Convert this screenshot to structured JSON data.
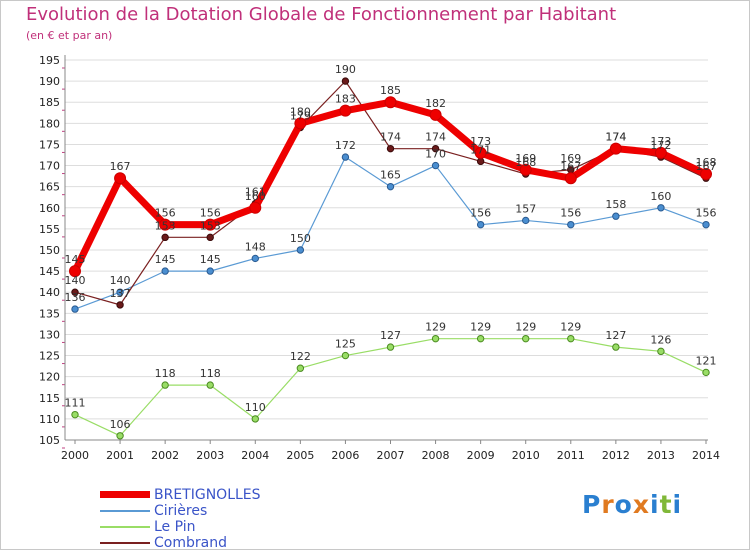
{
  "title": "Evolution de la Dotation Globale de Fonctionnement par Habitant",
  "subtitle": "(en € et par an)",
  "logo": {
    "letters": [
      "P",
      "r",
      "o",
      "x",
      "i",
      "t",
      "i"
    ],
    "colors": [
      "#2a7fd0",
      "#e07a20",
      "#2a7fd0",
      "#e07a20",
      "#2a7fd0",
      "#80b838",
      "#2a7fd0"
    ]
  },
  "chart_data": {
    "type": "line",
    "title": "Evolution de la Dotation Globale de Fonctionnement par Habitant",
    "ylabel": "(en € et par an)",
    "x": [
      "2000",
      "2001",
      "2002",
      "2003",
      "2004",
      "2005",
      "2006",
      "2007",
      "2008",
      "2009",
      "2010",
      "2011",
      "2012",
      "2013",
      "2014"
    ],
    "ylim": [
      105,
      195
    ],
    "yticks": [
      "105",
      "110",
      "115",
      "120",
      "125",
      "130",
      "135",
      "140",
      "145",
      "150",
      "155",
      "160",
      "165",
      "170",
      "175",
      "180",
      "185",
      "190",
      "195"
    ],
    "grid": true,
    "series": [
      {
        "name": "BRETIGNOLLES",
        "color": "#ee0000",
        "values": [
          145,
          167,
          156,
          156,
          160,
          180,
          183,
          185,
          182,
          173,
          169,
          167,
          174,
          173,
          168
        ],
        "labels": [
          "145",
          "167",
          "156",
          "156",
          "160",
          "180",
          "183",
          "185",
          "182",
          "173",
          "169",
          "167",
          "174",
          "173",
          "168"
        ]
      },
      {
        "name": "Cirières",
        "color": "#5a9ad4",
        "values": [
          136,
          140,
          145,
          145,
          148,
          150,
          172,
          165,
          170,
          156,
          157,
          156,
          158,
          160,
          156
        ],
        "labels": [
          "136",
          "140",
          "145",
          "145",
          "148",
          "150",
          "172",
          "165",
          "170",
          "156",
          "157",
          "156",
          "158",
          "160",
          "156"
        ]
      },
      {
        "name": "Le Pin",
        "color": "#99dd66",
        "values": [
          111,
          106,
          118,
          118,
          110,
          122,
          125,
          127,
          129,
          129,
          129,
          129,
          127,
          126,
          121
        ],
        "labels": [
          "111",
          "106",
          "118",
          "118",
          "110",
          "122",
          "125",
          "127",
          "129",
          "129",
          "129",
          "129",
          "127",
          "126",
          "121"
        ]
      },
      {
        "name": "Combrand",
        "color": "#7a2020",
        "values": [
          140,
          137,
          153,
          153,
          161,
          179,
          190,
          174,
          174,
          171,
          168,
          169,
          174,
          172,
          167
        ],
        "labels": [
          "140",
          "137",
          "153",
          "153",
          "161",
          "179",
          "190",
          "174",
          "174",
          "171",
          "168",
          "169",
          "174",
          "172",
          "167"
        ]
      }
    ],
    "legend": "bottom-left"
  }
}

^^^^^^^^^^^^^^^^

* Job
Among the lines of the listing, how many hold the string "Globale"? Respond with only the number.

* Answer to the exercise
2